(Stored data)
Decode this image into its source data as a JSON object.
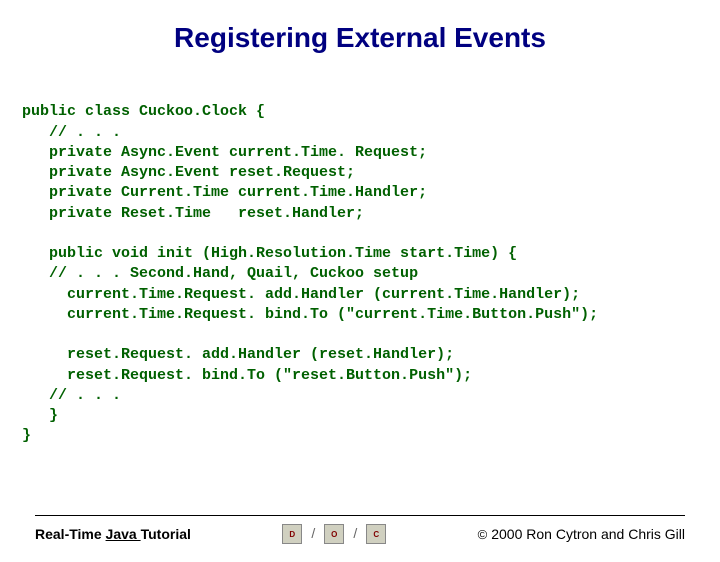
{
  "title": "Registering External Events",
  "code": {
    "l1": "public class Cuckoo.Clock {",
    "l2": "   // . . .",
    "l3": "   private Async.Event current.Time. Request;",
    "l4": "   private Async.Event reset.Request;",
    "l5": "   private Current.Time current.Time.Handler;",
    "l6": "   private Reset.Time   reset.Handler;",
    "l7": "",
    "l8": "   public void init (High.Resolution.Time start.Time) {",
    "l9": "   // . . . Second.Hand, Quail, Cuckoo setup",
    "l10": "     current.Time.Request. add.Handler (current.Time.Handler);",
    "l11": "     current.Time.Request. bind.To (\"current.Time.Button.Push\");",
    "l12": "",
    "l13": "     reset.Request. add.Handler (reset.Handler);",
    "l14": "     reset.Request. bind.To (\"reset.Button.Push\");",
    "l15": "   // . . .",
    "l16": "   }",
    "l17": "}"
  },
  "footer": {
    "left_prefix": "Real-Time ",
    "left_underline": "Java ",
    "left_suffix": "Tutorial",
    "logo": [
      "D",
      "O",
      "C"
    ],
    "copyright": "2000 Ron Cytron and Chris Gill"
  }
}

Exercise
Every entry must be transcribed exactly. Pictures do not belong in the copy.

Response to the exercise
Decode this image into its source data as a JSON object.
{
  "title": "Registering External Events",
  "code": {
    "l1": "public class Cuckoo.Clock {",
    "l2": "   // . . .",
    "l3": "   private Async.Event current.Time. Request;",
    "l4": "   private Async.Event reset.Request;",
    "l5": "   private Current.Time current.Time.Handler;",
    "l6": "   private Reset.Time   reset.Handler;",
    "l7": "",
    "l8": "   public void init (High.Resolution.Time start.Time) {",
    "l9": "   // . . . Second.Hand, Quail, Cuckoo setup",
    "l10": "     current.Time.Request. add.Handler (current.Time.Handler);",
    "l11": "     current.Time.Request. bind.To (\"current.Time.Button.Push\");",
    "l12": "",
    "l13": "     reset.Request. add.Handler (reset.Handler);",
    "l14": "     reset.Request. bind.To (\"reset.Button.Push\");",
    "l15": "   // . . .",
    "l16": "   }",
    "l17": "}"
  },
  "footer": {
    "left_prefix": "Real-Time ",
    "left_underline": "Java ",
    "left_suffix": "Tutorial",
    "logo": [
      "D",
      "O",
      "C"
    ],
    "copyright": "2000 Ron Cytron and Chris Gill"
  }
}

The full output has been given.